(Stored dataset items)

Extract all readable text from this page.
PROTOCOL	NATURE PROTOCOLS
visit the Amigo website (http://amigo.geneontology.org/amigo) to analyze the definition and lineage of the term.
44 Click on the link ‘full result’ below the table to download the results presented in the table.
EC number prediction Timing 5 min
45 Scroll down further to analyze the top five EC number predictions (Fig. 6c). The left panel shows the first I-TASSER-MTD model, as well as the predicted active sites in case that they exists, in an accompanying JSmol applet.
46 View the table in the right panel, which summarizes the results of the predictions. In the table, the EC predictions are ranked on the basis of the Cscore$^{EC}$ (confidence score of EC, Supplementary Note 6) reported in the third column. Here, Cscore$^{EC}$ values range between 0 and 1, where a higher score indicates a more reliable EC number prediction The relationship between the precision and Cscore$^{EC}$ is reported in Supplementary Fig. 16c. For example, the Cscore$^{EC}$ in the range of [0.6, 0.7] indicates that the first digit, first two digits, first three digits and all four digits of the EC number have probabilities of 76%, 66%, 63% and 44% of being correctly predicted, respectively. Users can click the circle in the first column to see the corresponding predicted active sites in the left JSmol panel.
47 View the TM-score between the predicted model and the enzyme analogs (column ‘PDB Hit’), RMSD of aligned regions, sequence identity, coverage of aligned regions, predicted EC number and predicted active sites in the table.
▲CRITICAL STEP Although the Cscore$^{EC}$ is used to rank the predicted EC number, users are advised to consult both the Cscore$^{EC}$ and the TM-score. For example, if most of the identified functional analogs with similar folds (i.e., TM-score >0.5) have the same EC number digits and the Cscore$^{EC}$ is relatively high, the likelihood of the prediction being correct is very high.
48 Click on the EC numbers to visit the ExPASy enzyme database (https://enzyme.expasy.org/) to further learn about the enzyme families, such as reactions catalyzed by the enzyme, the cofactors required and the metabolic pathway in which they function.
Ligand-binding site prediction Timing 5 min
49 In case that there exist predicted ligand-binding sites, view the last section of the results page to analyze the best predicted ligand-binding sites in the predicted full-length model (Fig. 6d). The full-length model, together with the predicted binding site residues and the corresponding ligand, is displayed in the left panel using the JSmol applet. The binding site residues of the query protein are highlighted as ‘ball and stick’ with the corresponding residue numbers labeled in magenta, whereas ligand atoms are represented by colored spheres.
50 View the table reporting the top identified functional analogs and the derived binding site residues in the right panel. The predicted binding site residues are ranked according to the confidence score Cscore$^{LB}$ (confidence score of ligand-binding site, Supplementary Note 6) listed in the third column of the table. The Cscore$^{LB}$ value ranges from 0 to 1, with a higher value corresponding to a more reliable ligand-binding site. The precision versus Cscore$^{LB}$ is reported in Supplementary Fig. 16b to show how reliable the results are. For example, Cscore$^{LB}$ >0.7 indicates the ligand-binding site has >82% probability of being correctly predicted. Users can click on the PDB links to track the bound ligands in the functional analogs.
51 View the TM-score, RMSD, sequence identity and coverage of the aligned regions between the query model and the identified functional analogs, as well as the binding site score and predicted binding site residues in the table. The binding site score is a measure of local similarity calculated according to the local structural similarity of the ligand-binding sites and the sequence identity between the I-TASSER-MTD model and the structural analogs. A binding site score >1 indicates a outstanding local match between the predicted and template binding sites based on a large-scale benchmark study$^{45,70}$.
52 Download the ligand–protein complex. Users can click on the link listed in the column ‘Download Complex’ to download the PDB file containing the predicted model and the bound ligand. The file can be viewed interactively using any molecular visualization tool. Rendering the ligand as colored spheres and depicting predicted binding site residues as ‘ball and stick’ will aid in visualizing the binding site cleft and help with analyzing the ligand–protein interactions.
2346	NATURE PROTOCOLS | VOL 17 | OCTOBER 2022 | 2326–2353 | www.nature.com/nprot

Task objective:
Among these entries, how many lines include the string "further"? Reply with the number by itself.

Answer to the problem:
2